*Work to be completed*.
Reproduce the lines from the very first one down to and including the line that contains "wind-arrow xyxy=(641,270,648,282)", keeping each one unchanged.

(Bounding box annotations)
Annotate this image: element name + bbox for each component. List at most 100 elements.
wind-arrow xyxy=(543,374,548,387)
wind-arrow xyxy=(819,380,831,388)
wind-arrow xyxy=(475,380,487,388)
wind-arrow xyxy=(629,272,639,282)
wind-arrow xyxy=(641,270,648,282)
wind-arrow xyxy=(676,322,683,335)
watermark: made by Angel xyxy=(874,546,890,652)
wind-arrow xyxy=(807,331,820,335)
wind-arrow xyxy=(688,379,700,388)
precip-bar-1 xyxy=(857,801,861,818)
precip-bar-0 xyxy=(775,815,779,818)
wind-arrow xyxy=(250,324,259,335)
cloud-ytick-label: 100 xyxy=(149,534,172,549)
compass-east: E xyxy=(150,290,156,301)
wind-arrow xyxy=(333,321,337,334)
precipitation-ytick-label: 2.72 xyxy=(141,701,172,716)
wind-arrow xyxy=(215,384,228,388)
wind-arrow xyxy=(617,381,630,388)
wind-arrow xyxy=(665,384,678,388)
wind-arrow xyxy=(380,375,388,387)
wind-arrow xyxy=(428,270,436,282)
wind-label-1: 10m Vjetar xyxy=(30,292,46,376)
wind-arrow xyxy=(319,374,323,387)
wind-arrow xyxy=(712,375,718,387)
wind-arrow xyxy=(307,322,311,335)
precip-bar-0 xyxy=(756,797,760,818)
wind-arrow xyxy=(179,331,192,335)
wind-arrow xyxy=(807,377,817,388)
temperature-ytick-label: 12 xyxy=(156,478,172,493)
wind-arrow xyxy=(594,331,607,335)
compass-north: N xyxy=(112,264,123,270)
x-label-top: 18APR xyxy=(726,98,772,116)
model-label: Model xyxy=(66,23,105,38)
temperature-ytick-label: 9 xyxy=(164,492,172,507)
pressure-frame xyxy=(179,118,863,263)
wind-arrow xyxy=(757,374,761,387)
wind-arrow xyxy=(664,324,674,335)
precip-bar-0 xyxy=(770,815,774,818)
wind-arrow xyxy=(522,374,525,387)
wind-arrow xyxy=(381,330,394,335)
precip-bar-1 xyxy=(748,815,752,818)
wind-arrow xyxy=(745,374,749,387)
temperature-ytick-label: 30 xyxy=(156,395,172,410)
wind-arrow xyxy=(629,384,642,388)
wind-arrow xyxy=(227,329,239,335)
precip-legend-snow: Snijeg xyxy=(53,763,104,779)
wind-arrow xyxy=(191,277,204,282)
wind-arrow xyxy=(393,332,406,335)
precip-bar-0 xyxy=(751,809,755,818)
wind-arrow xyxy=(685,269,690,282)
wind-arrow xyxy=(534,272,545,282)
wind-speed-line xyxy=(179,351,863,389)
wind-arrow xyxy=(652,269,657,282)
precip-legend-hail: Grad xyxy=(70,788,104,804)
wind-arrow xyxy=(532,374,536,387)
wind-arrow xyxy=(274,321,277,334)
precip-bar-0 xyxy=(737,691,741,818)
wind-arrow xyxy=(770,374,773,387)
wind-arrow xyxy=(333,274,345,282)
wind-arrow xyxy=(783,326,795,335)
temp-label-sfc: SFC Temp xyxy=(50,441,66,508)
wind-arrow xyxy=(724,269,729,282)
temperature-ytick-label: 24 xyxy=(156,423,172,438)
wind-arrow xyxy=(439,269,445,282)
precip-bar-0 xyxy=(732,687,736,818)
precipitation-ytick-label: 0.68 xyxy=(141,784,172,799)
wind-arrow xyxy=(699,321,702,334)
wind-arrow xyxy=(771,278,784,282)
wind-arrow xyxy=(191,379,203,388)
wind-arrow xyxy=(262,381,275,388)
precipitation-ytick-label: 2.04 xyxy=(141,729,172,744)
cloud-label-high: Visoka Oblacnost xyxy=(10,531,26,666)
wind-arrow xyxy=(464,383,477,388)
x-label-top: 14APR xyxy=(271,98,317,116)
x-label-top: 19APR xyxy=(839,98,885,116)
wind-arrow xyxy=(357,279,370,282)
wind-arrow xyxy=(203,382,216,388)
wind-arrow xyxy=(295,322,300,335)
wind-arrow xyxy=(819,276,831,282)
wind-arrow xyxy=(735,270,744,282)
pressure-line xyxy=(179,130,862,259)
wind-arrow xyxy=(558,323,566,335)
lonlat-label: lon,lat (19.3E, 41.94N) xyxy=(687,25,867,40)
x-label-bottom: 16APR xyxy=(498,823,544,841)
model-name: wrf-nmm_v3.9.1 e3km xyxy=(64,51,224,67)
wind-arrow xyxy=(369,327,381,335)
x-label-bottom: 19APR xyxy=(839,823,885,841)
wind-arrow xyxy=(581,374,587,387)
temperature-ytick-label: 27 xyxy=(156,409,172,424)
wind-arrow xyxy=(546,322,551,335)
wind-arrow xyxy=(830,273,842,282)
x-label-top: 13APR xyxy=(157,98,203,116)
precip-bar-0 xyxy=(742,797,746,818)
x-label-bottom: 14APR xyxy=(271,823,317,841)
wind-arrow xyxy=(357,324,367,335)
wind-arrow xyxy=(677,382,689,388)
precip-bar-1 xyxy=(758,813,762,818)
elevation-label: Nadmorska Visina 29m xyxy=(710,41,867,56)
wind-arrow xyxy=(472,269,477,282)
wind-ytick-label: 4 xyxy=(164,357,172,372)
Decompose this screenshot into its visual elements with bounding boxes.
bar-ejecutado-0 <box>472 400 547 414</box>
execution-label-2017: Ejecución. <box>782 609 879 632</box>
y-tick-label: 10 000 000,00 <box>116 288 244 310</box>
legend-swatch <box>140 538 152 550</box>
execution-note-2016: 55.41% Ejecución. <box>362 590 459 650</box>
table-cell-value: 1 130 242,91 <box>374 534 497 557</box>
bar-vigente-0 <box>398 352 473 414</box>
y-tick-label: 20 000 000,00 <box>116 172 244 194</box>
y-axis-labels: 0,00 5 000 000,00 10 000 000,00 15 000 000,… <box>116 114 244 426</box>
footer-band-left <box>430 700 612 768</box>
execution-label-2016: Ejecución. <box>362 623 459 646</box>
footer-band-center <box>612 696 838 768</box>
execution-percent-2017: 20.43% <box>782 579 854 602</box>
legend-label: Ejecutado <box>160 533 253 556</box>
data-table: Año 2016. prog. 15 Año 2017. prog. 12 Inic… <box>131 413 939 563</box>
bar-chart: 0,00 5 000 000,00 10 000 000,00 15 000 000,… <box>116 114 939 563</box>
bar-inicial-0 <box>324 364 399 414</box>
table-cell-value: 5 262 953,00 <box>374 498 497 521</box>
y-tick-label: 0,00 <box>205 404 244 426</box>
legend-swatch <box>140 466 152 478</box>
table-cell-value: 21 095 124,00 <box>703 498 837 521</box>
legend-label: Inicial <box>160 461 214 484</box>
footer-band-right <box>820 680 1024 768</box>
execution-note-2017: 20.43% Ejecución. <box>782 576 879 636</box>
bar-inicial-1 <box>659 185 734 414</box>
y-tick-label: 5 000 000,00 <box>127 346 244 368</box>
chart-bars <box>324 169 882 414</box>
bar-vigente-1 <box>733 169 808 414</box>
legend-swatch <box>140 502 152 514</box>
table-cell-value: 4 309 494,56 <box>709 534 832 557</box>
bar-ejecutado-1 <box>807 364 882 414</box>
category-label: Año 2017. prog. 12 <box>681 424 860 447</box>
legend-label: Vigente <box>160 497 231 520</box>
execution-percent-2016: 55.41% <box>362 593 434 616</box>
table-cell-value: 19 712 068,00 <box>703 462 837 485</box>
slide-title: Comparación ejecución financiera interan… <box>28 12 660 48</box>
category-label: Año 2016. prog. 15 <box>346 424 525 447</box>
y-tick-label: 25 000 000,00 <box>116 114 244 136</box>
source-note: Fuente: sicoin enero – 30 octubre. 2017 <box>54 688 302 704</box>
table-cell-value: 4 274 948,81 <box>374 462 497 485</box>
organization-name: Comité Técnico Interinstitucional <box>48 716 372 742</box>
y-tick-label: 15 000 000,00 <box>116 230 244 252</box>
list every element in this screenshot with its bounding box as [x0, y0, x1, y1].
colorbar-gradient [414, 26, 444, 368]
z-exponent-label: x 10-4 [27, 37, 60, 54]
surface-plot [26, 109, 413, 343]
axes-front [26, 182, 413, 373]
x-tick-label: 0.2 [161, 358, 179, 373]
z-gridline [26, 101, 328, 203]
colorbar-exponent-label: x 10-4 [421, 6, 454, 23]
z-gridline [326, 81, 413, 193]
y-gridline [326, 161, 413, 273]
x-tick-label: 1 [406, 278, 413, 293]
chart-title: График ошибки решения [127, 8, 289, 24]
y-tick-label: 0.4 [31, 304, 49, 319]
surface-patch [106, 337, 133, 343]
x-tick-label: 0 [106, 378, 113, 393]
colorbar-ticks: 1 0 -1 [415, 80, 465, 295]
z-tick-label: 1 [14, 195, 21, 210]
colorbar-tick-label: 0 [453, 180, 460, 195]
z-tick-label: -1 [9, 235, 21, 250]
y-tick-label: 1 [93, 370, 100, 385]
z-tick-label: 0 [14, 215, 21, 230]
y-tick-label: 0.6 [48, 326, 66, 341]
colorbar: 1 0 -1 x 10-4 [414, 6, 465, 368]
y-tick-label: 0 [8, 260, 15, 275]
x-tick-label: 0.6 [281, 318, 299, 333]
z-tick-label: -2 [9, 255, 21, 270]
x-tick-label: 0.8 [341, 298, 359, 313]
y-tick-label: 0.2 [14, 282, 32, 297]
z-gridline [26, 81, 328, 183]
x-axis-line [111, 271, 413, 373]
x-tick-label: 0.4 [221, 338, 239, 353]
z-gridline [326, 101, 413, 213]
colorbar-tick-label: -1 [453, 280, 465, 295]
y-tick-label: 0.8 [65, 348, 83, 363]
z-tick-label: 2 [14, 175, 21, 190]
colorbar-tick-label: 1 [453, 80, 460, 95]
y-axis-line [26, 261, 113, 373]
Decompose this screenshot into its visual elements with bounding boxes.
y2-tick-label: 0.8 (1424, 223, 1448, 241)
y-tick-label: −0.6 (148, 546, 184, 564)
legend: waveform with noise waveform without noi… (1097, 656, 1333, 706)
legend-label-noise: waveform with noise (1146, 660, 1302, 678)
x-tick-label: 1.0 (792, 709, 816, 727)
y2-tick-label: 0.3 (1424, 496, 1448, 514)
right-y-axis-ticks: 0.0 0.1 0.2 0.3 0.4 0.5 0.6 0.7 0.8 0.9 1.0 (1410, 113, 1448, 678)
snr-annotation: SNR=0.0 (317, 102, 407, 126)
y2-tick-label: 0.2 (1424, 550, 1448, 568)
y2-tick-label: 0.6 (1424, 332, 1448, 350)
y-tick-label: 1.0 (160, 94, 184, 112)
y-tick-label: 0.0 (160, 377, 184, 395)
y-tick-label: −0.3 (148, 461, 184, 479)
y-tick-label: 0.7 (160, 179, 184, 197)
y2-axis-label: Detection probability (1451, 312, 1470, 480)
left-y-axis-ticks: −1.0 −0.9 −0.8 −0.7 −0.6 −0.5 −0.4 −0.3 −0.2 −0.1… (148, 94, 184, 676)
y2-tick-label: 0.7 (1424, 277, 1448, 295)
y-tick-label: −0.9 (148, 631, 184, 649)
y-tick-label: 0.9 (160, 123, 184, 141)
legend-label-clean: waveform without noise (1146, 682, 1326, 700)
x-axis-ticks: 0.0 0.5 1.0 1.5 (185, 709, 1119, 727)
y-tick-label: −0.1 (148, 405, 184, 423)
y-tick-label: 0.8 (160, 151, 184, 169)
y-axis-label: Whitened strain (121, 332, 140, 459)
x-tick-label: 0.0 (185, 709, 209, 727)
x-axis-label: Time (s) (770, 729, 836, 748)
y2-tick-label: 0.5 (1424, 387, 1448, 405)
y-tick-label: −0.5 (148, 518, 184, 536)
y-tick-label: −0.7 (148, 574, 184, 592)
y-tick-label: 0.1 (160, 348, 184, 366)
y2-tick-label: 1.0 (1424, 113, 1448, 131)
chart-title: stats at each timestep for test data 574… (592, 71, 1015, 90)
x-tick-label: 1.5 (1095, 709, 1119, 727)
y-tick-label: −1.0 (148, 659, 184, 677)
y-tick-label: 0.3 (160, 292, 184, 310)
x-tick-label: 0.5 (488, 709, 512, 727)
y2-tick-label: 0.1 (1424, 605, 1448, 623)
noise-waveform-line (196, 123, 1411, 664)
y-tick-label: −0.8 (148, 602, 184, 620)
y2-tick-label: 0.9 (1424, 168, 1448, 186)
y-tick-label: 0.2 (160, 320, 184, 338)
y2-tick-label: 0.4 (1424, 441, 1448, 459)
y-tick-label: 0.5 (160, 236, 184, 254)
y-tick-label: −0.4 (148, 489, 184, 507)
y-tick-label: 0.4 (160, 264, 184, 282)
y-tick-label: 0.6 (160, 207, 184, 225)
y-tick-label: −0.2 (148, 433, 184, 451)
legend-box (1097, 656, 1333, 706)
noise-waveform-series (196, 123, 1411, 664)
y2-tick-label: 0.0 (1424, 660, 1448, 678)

*Result for this task*.
Annotate this image: element name + bbox for each component. List at most 100 elements.
wind-arrow xyxy=(543,374,548,387)
wind-arrow xyxy=(819,380,831,388)
wind-arrow xyxy=(475,380,487,388)
wind-arrow xyxy=(629,272,639,282)
wind-arrow xyxy=(641,270,648,282)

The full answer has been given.